--- Source material ---

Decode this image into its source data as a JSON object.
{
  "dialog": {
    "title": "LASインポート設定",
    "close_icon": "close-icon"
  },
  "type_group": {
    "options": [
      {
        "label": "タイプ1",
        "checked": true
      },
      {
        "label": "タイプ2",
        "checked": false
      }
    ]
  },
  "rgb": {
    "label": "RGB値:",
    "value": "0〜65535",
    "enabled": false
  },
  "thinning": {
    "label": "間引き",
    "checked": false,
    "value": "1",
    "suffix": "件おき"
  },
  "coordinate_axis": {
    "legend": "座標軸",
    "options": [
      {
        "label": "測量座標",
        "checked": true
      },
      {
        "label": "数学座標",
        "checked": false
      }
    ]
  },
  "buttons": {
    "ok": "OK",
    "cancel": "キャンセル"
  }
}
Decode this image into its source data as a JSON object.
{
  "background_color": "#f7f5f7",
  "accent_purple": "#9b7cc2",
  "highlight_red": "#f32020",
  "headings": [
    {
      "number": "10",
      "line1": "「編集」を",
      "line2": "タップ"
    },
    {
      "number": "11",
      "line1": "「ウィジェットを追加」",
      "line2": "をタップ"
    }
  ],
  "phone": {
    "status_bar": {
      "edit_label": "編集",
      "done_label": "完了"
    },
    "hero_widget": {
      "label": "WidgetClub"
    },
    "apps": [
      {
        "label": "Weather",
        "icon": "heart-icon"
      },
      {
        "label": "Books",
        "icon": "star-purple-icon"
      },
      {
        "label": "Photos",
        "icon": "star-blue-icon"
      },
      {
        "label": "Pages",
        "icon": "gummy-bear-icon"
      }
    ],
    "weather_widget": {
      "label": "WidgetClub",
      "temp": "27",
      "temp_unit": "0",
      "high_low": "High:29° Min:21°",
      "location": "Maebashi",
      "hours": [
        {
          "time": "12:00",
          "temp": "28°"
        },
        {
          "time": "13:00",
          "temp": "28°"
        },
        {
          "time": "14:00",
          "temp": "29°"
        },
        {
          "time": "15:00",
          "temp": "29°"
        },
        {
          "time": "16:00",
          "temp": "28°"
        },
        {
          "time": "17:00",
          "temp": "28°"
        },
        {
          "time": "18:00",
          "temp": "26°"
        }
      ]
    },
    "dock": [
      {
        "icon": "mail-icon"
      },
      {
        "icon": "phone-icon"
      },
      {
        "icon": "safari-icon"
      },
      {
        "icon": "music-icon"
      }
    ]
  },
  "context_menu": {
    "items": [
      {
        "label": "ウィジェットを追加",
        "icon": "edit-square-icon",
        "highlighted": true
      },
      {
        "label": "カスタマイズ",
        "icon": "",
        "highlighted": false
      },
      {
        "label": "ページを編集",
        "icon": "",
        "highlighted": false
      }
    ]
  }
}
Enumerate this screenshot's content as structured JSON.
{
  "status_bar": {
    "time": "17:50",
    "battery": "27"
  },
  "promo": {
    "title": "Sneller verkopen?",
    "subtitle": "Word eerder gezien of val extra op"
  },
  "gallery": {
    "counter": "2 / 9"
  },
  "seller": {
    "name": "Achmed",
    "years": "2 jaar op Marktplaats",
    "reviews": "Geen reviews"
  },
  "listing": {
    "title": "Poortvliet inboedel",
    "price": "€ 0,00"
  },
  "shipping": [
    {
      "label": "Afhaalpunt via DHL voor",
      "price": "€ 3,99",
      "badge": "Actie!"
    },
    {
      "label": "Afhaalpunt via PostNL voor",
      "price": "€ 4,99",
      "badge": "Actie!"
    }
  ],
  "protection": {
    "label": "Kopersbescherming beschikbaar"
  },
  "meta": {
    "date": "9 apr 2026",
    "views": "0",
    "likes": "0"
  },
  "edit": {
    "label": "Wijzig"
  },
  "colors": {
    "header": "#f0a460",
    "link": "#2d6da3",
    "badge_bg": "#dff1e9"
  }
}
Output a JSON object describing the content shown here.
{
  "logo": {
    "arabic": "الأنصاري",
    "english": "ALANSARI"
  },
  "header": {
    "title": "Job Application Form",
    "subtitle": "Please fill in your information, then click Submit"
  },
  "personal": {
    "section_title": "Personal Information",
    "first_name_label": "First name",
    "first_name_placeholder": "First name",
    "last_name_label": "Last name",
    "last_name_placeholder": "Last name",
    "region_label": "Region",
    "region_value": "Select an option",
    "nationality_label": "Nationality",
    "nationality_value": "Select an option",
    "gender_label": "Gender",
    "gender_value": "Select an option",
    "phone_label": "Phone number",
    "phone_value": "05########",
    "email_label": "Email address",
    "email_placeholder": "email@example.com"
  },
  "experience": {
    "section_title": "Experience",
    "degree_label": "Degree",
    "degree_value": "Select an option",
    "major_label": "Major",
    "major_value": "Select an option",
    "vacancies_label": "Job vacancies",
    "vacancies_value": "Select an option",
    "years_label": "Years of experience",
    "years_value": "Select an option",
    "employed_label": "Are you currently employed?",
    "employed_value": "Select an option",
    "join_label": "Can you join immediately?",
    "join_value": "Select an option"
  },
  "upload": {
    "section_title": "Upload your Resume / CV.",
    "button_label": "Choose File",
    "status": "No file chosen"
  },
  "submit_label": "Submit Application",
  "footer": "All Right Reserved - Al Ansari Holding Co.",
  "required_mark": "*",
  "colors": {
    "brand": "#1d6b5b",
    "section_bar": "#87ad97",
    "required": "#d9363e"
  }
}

---

*What you should do*
Your task is to reproduce all of the records exactly.

*Response to the task*
Decode this image into its source data as a JSON object.
{
  "dialog": {
    "title": "LASインポート設定",
    "close_icon": "close-icon"
  },
  "type_group": {
    "options": [
      {
        "label": "タイプ1",
        "checked": true
      },
      {
        "label": "タイプ2",
        "checked": false
      }
    ]
  },
  "rgb": {
    "label": "RGB値:",
    "value": "0〜65535",
    "enabled": false
  },
  "thinning": {
    "label": "間引き",
    "checked": false,
    "value": "1",
    "suffix": "件おき"
  },
  "coordinate_axis": {
    "legend": "座標軸",
    "options": [
      {
        "label": "測量座標",
        "checked": true
      },
      {
        "label": "数学座標",
        "checked": false
      }
    ]
  },
  "buttons": {
    "ok": "OK",
    "cancel": "キャンセル"
  }
}
Decode this image into its source data as a JSON object.
{
  "background_color": "#f7f5f7",
  "accent_purple": "#9b7cc2",
  "highlight_red": "#f32020",
  "headings": [
    {
      "number": "10",
      "line1": "「編集」を",
      "line2": "タップ"
    },
    {
      "number": "11",
      "line1": "「ウィジェットを追加」",
      "line2": "をタップ"
    }
  ],
  "phone": {
    "status_bar": {
      "edit_label": "編集",
      "done_label": "完了"
    },
    "hero_widget": {
      "label": "WidgetClub"
    },
    "apps": [
      {
        "label": "Weather",
        "icon": "heart-icon"
      },
      {
        "label": "Books",
        "icon": "star-purple-icon"
      },
      {
        "label": "Photos",
        "icon": "star-blue-icon"
      },
      {
        "label": "Pages",
        "icon": "gummy-bear-icon"
      }
    ],
    "weather_widget": {
      "label": "WidgetClub",
      "temp": "27",
      "temp_unit": "0",
      "high_low": "High:29° Min:21°",
      "location": "Maebashi",
      "hours": [
        {
          "time": "12:00",
          "temp": "28°"
        },
        {
          "time": "13:00",
          "temp": "28°"
        },
        {
          "time": "14:00",
          "temp": "29°"
        },
        {
          "time": "15:00",
          "temp": "29°"
        },
        {
          "time": "16:00",
          "temp": "28°"
        },
        {
          "time": "17:00",
          "temp": "28°"
        },
        {
          "time": "18:00",
          "temp": "26°"
        }
      ]
    },
    "dock": [
      {
        "icon": "mail-icon"
      },
      {
        "icon": "phone-icon"
      },
      {
        "icon": "safari-icon"
      },
      {
        "icon": "music-icon"
      }
    ]
  },
  "context_menu": {
    "items": [
      {
        "label": "ウィジェットを追加",
        "icon": "edit-square-icon",
        "highlighted": true
      },
      {
        "label": "カスタマイズ",
        "icon": "",
        "highlighted": false
      },
      {
        "label": "ページを編集",
        "icon": "",
        "highlighted": false
      }
    ]
  }
}
Enumerate this screenshot's content as structured JSON.
{
  "status_bar": {
    "time": "17:50",
    "battery": "27"
  },
  "promo": {
    "title": "Sneller verkopen?",
    "subtitle": "Word eerder gezien of val extra op"
  },
  "gallery": {
    "counter": "2 / 9"
  },
  "seller": {
    "name": "Achmed",
    "years": "2 jaar op Marktplaats",
    "reviews": "Geen reviews"
  },
  "listing": {
    "title": "Poortvliet inboedel",
    "price": "€ 0,00"
  },
  "shipping": [
    {
      "label": "Afhaalpunt via DHL voor",
      "price": "€ 3,99",
      "badge": "Actie!"
    },
    {
      "label": "Afhaalpunt via PostNL voor",
      "price": "€ 4,99",
      "badge": "Actie!"
    }
  ],
  "protection": {
    "label": "Kopersbescherming beschikbaar"
  },
  "meta": {
    "date": "9 apr 2026",
    "views": "0",
    "likes": "0"
  },
  "edit": {
    "label": "Wijzig"
  },
  "colors": {
    "header": "#f0a460",
    "link": "#2d6da3",
    "badge_bg": "#dff1e9"
  }
}
Output a JSON object describing the content shown here.
{
  "logo": {
    "arabic": "الأنصاري",
    "english": "ALANSARI"
  },
  "header": {
    "title": "Job Application Form",
    "subtitle": "Please fill in your information, then click Submit"
  },
  "personal": {
    "section_title": "Personal Information",
    "first_name_label": "First name",
    "first_name_placeholder": "First name",
    "last_name_label": "Last name",
    "last_name_placeholder": "Last name",
    "region_label": "Region",
    "region_value": "Select an option",
    "nationality_label": "Nationality",
    "nationality_value": "Select an option",
    "gender_label": "Gender",
    "gender_value": "Select an option",
    "phone_label": "Phone number",
    "phone_value": "05########",
    "email_label": "Email address",
    "email_placeholder": "email@example.com"
  },
  "experience": {
    "section_title": "Experience",
    "degree_label": "Degree",
    "degree_value": "Select an option",
    "major_label": "Major",
    "major_value": "Select an option",
    "vacancies_label": "Job vacancies",
    "vacancies_value": "Select an option",
    "years_label": "Years of experience",
    "years_value": "Select an option",
    "employed_label": "Are you currently employed?",
    "employed_value": "Select an option",
    "join_label": "Can you join immediately?",
    "join_value": "Select an option"
  },
  "upload": {
    "section_title": "Upload your Resume / CV.",
    "button_label": "Choose File",
    "status": "No file chosen"
  },
  "submit_label": "Submit Application",
  "footer": "All Right Reserved - Al Ansari Holding Co.",
  "required_mark": "*",
  "colors": {
    "brand": "#1d6b5b",
    "section_bar": "#87ad97",
    "required": "#d9363e"
  }
}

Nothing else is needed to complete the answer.